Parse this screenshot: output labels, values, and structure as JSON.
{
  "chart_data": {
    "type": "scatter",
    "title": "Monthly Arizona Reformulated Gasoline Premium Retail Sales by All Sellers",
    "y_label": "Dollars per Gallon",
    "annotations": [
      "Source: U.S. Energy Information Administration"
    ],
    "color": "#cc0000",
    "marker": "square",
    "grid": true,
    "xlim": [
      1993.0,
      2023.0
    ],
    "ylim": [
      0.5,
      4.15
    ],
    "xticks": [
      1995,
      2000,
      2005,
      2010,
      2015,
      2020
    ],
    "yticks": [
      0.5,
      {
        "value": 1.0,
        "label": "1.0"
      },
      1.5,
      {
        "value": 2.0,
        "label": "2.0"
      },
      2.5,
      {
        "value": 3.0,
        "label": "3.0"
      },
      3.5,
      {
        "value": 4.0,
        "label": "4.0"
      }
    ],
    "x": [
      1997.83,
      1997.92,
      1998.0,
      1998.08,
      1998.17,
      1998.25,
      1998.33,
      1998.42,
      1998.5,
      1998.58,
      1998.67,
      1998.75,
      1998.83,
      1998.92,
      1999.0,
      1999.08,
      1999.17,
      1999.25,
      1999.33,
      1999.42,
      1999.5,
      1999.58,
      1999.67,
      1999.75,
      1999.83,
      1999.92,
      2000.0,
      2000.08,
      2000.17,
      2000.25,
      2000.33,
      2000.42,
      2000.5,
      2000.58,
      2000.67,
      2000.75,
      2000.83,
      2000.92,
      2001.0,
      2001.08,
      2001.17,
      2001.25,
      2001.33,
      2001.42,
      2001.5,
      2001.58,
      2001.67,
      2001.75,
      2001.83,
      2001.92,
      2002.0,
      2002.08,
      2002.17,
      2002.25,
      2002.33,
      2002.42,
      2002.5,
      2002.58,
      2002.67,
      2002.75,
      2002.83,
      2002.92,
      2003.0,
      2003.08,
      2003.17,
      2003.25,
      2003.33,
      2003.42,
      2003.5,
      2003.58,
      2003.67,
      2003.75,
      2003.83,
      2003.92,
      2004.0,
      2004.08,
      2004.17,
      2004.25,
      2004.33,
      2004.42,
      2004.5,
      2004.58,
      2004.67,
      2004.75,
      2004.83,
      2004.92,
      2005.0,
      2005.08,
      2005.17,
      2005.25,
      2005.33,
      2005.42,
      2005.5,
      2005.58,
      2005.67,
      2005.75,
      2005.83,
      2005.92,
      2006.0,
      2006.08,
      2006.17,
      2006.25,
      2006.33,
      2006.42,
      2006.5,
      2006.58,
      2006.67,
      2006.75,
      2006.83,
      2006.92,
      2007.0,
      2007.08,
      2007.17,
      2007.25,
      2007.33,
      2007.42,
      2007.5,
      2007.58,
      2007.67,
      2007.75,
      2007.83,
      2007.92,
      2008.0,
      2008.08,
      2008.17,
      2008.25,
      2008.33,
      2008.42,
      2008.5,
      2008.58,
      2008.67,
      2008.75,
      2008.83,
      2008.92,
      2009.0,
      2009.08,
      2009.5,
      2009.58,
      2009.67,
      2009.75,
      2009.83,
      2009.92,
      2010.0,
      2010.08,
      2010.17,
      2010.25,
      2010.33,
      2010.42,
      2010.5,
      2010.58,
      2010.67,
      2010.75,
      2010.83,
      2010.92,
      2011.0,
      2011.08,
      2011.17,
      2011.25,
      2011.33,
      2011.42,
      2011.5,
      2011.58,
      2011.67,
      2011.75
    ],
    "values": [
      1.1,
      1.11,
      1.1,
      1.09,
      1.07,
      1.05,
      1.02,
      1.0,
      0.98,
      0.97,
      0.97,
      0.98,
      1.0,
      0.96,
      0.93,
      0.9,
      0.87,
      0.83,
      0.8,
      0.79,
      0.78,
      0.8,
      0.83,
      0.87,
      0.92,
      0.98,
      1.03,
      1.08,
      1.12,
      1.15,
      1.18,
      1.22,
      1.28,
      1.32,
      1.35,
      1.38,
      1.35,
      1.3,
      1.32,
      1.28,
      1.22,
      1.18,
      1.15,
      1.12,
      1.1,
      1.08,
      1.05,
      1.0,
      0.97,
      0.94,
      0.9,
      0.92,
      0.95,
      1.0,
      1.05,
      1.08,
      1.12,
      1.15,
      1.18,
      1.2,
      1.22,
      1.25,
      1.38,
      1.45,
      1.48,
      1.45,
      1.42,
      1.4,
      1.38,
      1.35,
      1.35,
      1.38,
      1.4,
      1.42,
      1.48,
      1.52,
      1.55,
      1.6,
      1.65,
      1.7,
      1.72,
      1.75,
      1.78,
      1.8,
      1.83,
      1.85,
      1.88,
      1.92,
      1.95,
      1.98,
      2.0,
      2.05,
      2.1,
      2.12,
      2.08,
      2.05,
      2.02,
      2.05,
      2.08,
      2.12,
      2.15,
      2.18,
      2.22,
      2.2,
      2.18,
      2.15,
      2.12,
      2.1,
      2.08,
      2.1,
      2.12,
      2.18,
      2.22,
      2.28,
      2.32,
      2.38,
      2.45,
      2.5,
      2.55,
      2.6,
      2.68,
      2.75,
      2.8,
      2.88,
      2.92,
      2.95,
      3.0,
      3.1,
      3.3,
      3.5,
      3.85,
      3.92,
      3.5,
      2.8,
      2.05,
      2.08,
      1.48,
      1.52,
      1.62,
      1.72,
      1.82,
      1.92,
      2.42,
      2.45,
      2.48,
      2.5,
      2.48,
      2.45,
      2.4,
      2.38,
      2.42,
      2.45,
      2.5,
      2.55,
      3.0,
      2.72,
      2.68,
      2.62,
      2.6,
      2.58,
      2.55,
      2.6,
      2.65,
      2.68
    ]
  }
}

__________

Pull out every line of the entries that includes the word "values".

Parse this screenshot: output labels, values, and structure as JSON.
    "values": [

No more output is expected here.